Extracted data entries »

▽

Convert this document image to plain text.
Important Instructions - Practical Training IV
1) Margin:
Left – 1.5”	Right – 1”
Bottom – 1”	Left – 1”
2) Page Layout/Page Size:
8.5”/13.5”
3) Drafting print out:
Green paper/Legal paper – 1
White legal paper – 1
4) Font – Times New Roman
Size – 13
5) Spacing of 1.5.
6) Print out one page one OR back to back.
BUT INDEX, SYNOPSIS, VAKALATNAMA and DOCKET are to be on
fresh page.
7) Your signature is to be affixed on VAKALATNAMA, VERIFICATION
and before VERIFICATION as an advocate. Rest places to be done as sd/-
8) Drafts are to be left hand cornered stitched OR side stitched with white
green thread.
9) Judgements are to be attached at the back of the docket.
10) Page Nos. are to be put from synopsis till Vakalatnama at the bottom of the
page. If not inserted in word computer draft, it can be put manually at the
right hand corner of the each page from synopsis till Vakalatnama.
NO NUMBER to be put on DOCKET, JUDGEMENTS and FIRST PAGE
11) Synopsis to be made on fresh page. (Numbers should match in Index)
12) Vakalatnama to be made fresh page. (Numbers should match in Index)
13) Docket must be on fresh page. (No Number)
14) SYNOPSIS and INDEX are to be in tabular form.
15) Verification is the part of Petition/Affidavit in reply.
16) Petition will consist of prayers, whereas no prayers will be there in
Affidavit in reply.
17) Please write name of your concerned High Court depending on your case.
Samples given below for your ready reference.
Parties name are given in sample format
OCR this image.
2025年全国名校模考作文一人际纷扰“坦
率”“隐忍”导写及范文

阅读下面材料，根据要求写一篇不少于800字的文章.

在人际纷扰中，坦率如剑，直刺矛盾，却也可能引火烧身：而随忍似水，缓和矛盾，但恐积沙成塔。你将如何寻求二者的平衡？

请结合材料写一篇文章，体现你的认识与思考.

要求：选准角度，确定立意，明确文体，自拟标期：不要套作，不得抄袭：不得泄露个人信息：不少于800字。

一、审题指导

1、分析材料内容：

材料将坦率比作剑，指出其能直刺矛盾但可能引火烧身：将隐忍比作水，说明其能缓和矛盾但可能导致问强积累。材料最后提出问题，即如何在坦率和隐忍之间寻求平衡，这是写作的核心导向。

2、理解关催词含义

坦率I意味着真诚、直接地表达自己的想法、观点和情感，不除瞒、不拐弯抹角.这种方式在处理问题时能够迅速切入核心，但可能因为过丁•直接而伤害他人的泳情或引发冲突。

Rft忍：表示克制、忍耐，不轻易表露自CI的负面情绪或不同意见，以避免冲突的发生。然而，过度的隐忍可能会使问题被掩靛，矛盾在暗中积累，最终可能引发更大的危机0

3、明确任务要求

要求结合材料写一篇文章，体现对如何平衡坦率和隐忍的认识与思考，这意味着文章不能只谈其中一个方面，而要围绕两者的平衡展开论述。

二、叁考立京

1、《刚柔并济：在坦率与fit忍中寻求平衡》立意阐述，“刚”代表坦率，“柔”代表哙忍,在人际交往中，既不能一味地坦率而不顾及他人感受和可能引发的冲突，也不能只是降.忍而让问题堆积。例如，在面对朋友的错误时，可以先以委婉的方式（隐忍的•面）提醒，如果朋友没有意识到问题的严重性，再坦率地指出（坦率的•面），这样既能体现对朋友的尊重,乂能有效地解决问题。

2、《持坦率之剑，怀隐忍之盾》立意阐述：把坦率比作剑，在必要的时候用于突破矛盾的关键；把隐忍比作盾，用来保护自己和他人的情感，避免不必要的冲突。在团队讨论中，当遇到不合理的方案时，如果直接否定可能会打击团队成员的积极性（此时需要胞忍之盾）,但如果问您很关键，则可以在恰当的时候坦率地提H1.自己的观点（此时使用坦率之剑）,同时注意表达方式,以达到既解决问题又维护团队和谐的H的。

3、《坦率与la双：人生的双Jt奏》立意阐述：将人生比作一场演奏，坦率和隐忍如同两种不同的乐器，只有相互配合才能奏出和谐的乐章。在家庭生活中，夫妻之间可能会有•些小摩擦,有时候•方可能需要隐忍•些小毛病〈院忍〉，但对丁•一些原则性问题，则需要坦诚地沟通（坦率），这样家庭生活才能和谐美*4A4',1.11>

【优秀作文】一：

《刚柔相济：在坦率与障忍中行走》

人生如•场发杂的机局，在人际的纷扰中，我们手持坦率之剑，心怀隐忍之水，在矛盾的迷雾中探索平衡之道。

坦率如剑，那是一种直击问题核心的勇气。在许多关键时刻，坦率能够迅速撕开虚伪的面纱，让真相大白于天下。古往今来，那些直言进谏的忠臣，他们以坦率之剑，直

△

Challenge »
Retype all of the entries precisely as they are.

Expected output »
Convert this document image to plain text.
Important Instructions - Practical Training IV
1) Margin:
Left – 1.5”	Right – 1”
Bottom – 1”	Left – 1”
2) Page Layout/Page Size:
8.5”/13.5”
3) Drafting print out:
Green paper/Legal paper – 1
White legal paper – 1
4) Font – Times New Roman
Size – 13
5) Spacing of 1.5.
6) Print out one page one OR back to back.
BUT INDEX, SYNOPSIS, VAKALATNAMA and DOCKET are to be on
fresh page.
7) Your signature is to be affixed on VAKALATNAMA, VERIFICATION
and before VERIFICATION as an advocate. Rest places to be done as sd/-
8) Drafts are to be left hand cornered stitched OR side stitched with white
green thread.
9) Judgements are to be attached at the back of the docket.
10) Page Nos. are to be put from synopsis till Vakalatnama at the bottom of the
page. If not inserted in word computer draft, it can be put manually at the
right hand corner of the each page from synopsis till Vakalatnama.
NO NUMBER to be put on DOCKET, JUDGEMENTS and FIRST PAGE
11) Synopsis to be made on fresh page. (Numbers should match in Index)
12) Vakalatnama to be made fresh page. (Numbers should match in Index)
13) Docket must be on fresh page. (No Number)
14) SYNOPSIS and INDEX are to be in tabular form.
15) Verification is the part of Petition/Affidavit in reply.
16) Petition will consist of prayers, whereas no prayers will be there in
Affidavit in reply.
17) Please write name of your concerned High Court depending on your case.
Samples given below for your ready reference.
Parties name are given in sample format
OCR this image.
2025年全国名校模考作文一人际纷扰“坦
率”“隐忍”导写及范文

阅读下面材料，根据要求写一篇不少于800字的文章.

在人际纷扰中，坦率如剑，直刺矛盾，却也可能引火烧身：而随忍似水，缓和矛盾，但恐积沙成塔。你将如何寻求二者的平衡？

请结合材料写一篇文章，体现你的认识与思考.

要求：选准角度，确定立意，明确文体，自拟标期：不要套作，不得抄袭：不得泄露个人信息：不少于800字。

一、审题指导

1、分析材料内容：

材料将坦率比作剑，指出其能直刺矛盾但可能引火烧身：将隐忍比作水，说明其能缓和矛盾但可能导致问强积累。材料最后提出问题，即如何在坦率和隐忍之间寻求平衡，这是写作的核心导向。

2、理解关催词含义

坦率I意味着真诚、直接地表达自己的想法、观点和情感，不除瞒、不拐弯抹角.这种方式在处理问题时能够迅速切入核心，但可能因为过丁•直接而伤害他人的泳情或引发冲突。

Rft忍：表示克制、忍耐，不轻易表露自CI的负面情绪或不同意见，以避免冲突的发生。然而，过度的隐忍可能会使问题被掩靛，矛盾在暗中积累，最终可能引发更大的危机0

3、明确任务要求

要求结合材料写一篇文章，体现对如何平衡坦率和隐忍的认识与思考，这意味着文章不能只谈其中一个方面，而要围绕两者的平衡展开论述。

二、叁考立京

1、《刚柔并济：在坦率与fit忍中寻求平衡》立意阐述，“刚”代表坦率，“柔”代表哙忍,在人际交往中，既不能一味地坦率而不顾及他人感受和可能引发的冲突，也不能只是降.忍而让问题堆积。例如，在面对朋友的错误时，可以先以委婉的方式（隐忍的•面）提醒，如果朋友没有意识到问题的严重性，再坦率地指出（坦率的•面），这样既能体现对朋友的尊重,乂能有效地解决问题。

2、《持坦率之剑，怀隐忍之盾》立意阐述：把坦率比作剑，在必要的时候用于突破矛盾的关键；把隐忍比作盾，用来保护自己和他人的情感，避免不必要的冲突。在团队讨论中，当遇到不合理的方案时，如果直接否定可能会打击团队成员的积极性（此时需要胞忍之盾）,但如果问您很关键，则可以在恰当的时候坦率地提H1.自己的观点（此时使用坦率之剑）,同时注意表达方式,以达到既解决问题又维护团队和谐的H的。

3、《坦率与la双：人生的双Jt奏》立意阐述：将人生比作一场演奏，坦率和隐忍如同两种不同的乐器，只有相互配合才能奏出和谐的乐章。在家庭生活中，夫妻之间可能会有•些小摩擦,有时候•方可能需要隐忍•些小毛病〈院忍〉，但对丁•一些原则性问题，则需要坦诚地沟通（坦率），这样家庭生活才能和谐美*4A4',1.11>

【优秀作文】一：

《刚柔相济：在坦率与障忍中行走》

人生如•场发杂的机局，在人际的纷扰中，我们手持坦率之剑，心怀隐忍之水，在矛盾的迷雾中探索平衡之道。

坦率如剑，那是一种直击问题核心的勇气。在许多关键时刻，坦率能够迅速撕开虚伪的面纱，让真相大白于天下。古往今来，那些直言进谏的忠臣，他们以坦率之剑，直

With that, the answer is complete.